* _GIVEN DATA_

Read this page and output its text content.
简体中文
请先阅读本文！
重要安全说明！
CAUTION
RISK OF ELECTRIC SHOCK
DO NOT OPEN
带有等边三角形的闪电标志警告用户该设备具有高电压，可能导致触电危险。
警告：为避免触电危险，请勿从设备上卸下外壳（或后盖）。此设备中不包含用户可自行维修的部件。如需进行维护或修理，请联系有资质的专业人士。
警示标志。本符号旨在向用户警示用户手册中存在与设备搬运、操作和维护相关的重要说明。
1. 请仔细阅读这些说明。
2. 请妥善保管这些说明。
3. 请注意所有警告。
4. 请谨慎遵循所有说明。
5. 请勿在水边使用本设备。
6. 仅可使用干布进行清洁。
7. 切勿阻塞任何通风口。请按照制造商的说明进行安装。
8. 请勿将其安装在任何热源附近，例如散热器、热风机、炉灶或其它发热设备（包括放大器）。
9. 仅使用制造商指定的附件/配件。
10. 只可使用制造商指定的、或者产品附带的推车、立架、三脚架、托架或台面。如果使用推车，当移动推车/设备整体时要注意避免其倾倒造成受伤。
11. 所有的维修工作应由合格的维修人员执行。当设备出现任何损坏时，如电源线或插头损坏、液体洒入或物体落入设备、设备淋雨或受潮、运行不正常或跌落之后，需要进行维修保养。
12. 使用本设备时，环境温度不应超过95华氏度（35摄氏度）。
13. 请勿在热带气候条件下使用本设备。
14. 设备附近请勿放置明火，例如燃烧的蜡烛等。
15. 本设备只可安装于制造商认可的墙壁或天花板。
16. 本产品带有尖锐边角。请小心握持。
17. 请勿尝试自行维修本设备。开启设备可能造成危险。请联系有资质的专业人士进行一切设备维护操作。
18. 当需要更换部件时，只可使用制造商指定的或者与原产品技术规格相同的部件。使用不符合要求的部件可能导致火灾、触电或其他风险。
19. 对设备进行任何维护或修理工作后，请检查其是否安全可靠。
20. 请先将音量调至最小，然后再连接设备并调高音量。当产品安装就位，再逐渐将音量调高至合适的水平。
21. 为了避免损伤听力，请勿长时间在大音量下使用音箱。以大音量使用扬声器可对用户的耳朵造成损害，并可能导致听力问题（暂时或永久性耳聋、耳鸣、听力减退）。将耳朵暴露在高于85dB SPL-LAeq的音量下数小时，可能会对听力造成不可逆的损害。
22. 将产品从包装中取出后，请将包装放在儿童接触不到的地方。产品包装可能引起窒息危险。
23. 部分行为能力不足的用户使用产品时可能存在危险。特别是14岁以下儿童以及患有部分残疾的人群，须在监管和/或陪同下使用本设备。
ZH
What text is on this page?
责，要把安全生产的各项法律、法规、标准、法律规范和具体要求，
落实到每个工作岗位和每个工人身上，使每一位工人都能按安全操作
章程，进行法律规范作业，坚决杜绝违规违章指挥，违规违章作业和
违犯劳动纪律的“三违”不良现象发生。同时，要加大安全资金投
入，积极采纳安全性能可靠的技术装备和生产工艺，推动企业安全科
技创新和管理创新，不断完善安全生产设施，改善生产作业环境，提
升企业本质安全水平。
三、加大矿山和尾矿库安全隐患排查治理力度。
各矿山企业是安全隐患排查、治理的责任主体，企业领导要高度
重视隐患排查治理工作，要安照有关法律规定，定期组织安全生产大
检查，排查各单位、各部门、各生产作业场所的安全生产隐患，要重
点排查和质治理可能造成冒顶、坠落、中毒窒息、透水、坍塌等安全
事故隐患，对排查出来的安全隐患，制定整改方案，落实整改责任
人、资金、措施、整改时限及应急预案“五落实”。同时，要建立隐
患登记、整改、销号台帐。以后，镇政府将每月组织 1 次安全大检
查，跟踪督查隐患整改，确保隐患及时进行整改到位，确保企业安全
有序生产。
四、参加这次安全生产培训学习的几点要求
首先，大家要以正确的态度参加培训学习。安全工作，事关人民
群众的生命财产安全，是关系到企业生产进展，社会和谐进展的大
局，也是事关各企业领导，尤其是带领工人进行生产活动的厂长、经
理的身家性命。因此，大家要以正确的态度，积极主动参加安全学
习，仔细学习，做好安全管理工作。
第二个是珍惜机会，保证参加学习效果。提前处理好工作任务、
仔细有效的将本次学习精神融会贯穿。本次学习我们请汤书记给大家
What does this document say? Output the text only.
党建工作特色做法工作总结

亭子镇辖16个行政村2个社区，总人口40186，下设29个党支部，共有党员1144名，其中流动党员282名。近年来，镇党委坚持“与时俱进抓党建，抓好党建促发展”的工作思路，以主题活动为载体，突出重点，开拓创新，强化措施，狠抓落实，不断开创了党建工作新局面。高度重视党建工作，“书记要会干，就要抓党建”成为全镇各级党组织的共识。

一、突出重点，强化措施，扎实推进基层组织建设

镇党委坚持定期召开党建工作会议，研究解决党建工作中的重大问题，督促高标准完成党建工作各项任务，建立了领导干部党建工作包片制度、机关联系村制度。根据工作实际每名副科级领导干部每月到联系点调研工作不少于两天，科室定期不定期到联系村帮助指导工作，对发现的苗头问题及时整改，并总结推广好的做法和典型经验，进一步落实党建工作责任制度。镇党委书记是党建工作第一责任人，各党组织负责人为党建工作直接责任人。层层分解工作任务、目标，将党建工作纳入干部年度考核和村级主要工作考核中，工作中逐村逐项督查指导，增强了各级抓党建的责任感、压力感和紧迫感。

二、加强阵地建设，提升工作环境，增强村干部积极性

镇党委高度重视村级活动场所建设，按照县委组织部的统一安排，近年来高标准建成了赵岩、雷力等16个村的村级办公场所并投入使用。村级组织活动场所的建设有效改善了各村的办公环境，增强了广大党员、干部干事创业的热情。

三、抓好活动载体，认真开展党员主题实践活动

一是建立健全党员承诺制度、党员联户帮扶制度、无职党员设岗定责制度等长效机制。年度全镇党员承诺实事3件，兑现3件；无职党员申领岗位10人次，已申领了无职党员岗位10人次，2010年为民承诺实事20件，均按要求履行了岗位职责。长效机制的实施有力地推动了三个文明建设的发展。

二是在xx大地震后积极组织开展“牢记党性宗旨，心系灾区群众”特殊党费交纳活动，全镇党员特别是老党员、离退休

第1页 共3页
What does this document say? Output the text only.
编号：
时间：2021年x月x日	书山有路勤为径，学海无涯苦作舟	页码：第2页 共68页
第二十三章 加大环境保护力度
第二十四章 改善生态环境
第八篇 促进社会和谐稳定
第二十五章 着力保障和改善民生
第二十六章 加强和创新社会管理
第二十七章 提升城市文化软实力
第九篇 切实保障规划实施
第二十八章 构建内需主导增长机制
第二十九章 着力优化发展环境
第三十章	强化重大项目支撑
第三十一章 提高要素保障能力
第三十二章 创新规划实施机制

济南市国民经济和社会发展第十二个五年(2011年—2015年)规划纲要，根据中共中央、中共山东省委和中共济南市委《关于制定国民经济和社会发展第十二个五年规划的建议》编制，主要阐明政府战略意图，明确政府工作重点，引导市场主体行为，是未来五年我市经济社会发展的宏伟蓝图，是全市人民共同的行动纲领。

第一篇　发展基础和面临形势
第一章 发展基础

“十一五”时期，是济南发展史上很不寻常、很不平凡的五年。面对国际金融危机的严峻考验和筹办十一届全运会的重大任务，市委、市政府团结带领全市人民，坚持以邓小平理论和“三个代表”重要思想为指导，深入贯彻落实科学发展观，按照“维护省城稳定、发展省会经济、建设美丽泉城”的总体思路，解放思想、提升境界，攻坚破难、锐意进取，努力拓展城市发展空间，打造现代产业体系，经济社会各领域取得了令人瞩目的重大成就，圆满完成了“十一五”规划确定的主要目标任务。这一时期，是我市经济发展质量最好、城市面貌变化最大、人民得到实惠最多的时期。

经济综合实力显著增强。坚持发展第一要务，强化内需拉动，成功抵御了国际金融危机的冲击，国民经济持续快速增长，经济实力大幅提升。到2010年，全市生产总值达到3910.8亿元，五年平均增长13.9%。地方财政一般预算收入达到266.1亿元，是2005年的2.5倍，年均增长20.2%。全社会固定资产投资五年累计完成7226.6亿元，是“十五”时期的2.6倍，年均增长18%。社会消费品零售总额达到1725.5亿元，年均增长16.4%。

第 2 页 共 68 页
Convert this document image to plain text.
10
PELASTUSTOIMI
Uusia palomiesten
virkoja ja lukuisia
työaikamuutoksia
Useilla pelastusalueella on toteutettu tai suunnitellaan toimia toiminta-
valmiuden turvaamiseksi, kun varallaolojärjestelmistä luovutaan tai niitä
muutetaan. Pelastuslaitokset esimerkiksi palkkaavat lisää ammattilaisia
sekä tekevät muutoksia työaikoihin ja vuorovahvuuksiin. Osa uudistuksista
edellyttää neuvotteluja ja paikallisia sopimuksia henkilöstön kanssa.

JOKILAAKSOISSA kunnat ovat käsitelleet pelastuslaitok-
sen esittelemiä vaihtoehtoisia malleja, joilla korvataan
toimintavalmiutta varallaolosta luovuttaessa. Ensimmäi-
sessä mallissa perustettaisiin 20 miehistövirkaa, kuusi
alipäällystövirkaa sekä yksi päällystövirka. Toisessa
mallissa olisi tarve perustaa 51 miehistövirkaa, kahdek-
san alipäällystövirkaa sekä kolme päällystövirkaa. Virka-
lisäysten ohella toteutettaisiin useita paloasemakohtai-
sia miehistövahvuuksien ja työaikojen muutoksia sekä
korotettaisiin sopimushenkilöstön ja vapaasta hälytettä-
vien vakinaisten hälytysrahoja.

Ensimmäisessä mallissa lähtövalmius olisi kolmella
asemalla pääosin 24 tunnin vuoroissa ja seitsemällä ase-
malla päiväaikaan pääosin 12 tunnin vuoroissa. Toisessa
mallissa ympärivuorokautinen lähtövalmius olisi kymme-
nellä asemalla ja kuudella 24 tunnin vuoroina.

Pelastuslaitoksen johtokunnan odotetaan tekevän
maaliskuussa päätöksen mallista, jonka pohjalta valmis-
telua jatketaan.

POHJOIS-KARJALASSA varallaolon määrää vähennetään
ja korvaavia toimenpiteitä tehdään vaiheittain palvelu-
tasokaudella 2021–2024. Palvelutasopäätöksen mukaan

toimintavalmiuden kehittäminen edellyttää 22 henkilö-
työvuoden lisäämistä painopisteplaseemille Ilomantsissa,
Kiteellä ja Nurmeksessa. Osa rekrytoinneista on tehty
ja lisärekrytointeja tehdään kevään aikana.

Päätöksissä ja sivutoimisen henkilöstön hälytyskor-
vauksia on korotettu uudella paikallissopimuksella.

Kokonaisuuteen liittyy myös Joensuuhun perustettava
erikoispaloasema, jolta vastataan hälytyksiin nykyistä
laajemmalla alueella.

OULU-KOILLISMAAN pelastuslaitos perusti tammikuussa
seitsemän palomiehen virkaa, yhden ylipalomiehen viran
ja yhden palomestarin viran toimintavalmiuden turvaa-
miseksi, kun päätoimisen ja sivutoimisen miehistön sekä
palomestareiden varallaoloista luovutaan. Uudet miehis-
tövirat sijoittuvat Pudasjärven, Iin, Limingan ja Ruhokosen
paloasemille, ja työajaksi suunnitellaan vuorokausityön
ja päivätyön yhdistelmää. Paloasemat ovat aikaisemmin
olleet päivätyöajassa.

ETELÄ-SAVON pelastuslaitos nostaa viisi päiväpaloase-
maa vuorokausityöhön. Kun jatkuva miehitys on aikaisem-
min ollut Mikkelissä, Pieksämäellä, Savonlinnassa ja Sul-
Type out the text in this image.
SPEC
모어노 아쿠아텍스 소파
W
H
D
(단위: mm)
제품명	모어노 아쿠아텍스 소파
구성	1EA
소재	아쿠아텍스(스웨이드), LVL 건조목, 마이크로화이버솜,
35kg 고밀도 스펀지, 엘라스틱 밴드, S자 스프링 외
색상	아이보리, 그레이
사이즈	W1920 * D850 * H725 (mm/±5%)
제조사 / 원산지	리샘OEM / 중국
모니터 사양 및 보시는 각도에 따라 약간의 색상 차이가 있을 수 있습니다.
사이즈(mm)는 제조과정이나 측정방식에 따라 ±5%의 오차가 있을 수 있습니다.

* _WHAT IS NEEDED_
Say, as a single number and nothing more, how many lines of the entries contain the word "sivutoimisen".

* _EXPECTED ANSWER_
2